Transcribe each record below word for word.

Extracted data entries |
====
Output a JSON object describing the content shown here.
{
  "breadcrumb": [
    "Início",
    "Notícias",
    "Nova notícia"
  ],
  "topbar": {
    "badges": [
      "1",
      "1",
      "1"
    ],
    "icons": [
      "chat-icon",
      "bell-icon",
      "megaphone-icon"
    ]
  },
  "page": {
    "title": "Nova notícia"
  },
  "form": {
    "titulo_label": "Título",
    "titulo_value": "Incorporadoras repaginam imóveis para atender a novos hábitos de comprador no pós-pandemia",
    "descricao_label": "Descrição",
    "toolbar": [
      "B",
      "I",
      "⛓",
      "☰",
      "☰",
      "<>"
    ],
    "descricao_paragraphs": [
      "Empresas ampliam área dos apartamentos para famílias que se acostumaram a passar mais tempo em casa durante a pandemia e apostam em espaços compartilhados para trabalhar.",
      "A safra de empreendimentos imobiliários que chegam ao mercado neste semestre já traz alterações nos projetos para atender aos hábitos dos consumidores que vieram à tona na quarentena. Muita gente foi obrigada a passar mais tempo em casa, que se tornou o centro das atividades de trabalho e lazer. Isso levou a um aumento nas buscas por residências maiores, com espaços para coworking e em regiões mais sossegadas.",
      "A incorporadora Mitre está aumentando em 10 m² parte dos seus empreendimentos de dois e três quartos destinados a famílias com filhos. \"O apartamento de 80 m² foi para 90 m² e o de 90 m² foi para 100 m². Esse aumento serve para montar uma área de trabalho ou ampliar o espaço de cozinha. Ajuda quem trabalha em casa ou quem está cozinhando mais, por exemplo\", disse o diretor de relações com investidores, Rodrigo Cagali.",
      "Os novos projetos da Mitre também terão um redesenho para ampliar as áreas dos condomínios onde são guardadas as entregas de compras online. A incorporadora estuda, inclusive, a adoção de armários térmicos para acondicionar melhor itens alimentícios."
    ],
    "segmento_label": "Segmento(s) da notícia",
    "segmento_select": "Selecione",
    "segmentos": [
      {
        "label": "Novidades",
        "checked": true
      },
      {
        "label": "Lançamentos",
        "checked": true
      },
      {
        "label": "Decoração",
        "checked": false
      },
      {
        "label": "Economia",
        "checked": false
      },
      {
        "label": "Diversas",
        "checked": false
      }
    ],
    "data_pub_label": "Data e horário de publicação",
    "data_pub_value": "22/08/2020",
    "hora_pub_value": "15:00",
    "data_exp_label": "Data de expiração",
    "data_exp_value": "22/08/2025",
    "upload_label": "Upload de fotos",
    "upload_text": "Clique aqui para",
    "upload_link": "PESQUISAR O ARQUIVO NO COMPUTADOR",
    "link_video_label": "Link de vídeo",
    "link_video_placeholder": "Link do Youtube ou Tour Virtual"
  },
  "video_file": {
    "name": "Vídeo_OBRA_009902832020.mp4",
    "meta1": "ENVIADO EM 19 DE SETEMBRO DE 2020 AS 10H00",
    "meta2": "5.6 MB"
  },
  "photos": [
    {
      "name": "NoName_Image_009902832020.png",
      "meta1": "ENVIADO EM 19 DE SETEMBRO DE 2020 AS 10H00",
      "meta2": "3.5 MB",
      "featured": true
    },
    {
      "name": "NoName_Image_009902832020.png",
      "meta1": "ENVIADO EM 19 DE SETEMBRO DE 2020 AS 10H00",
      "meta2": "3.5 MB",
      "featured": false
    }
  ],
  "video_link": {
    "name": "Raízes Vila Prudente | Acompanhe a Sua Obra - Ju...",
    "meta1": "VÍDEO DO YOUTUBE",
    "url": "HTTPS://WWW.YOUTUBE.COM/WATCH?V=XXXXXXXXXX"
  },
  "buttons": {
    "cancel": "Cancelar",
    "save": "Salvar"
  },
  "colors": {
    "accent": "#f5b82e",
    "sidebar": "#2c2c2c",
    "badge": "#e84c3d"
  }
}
====
Result of the task |
Output a JSON object describing the content shown here.
{
  "breadcrumb": [
    "Início",
    "Notícias",
    "Nova notícia"
  ],
  "topbar": {
    "badges": [
      "1",
      "1",
      "1"
    ],
    "icons": [
      "chat-icon",
      "bell-icon",
      "megaphone-icon"
    ]
  },
  "page": {
    "title": "Nova notícia"
  },
  "form": {
    "titulo_label": "Título",
    "titulo_value": "Incorporadoras repaginam imóveis para atender a novos hábitos de comprador no pós-pandemia",
    "descricao_label": "Descrição",
    "toolbar": [
      "B",
      "I",
      "⛓",
      "☰",
      "☰",
      "<>"
    ],
    "descricao_paragraphs": [
      "Empresas ampliam área dos apartamentos para famílias que se acostumaram a passar mais tempo em casa durante a pandemia e apostam em espaços compartilhados para trabalhar.",
      "A safra de empreendimentos imobiliários que chegam ao mercado neste semestre já traz alterações nos projetos para atender aos hábitos dos consumidores que vieram à tona na quarentena. Muita gente foi obrigada a passar mais tempo em casa, que se tornou o centro das atividades de trabalho e lazer. Isso levou a um aumento nas buscas por residências maiores, com espaços para coworking e em regiões mais sossegadas.",
      "A incorporadora Mitre está aumentando em 10 m² parte dos seus empreendimentos de dois e três quartos destinados a famílias com filhos. \"O apartamento de 80 m² foi para 90 m² e o de 90 m² foi para 100 m². Esse aumento serve para montar uma área de trabalho ou ampliar o espaço de cozinha. Ajuda quem trabalha em casa ou quem está cozinhando mais, por exemplo\", disse o diretor de relações com investidores, Rodrigo Cagali.",
      "Os novos projetos da Mitre também terão um redesenho para ampliar as áreas dos condomínios onde são guardadas as entregas de compras online. A incorporadora estuda, inclusive, a adoção de armários térmicos para acondicionar melhor itens alimentícios."
    ],
    "segmento_label": "Segmento(s) da notícia",
    "segmento_select": "Selecione",
    "segmentos": [
      {
        "label": "Novidades",
        "checked": true
      },
      {
        "label": "Lançamentos",
        "checked": true
      },
      {
        "label": "Decoração",
        "checked": false
      },
      {
        "label": "Economia",
        "checked": false
      },
      {
        "label": "Diversas",
        "checked": false
      }
    ],
    "data_pub_label": "Data e horário de publicação",
    "data_pub_value": "22/08/2020",
    "hora_pub_value": "15:00",
    "data_exp_label": "Data de expiração",
    "data_exp_value": "22/08/2025",
    "upload_label": "Upload de fotos",
    "upload_text": "Clique aqui para",
    "upload_link": "PESQUISAR O ARQUIVO NO COMPUTADOR",
    "link_video_label": "Link de vídeo",
    "link_video_placeholder": "Link do Youtube ou Tour Virtual"
  },
  "video_file": {
    "name": "Vídeo_OBRA_009902832020.mp4",
    "meta1": "ENVIADO EM 19 DE SETEMBRO DE 2020 AS 10H00",
    "meta2": "5.6 MB"
  },
  "photos": [
    {
      "name": "NoName_Image_009902832020.png",
      "meta1": "ENVIADO EM 19 DE SETEMBRO DE 2020 AS 10H00",
      "meta2": "3.5 MB",
      "featured": true
    },
    {
      "name": "NoName_Image_009902832020.png",
      "meta1": "ENVIADO EM 19 DE SETEMBRO DE 2020 AS 10H00",
      "meta2": "3.5 MB",
      "featured": false
    }
  ],
  "video_link": {
    "name": "Raízes Vila Prudente | Acompanhe a Sua Obra - Ju...",
    "meta1": "VÍDEO DO YOUTUBE",
    "url": "HTTPS://WWW.YOUTUBE.COM/WATCH?V=XXXXXXXXXX"
  },
  "buttons": {
    "cancel": "Cancelar",
    "save": "Salvar"
  },
  "colors": {
    "accent": "#f5b82e",
    "sidebar": "#2c2c2c",
    "badge": "#e84c3d"
  }
}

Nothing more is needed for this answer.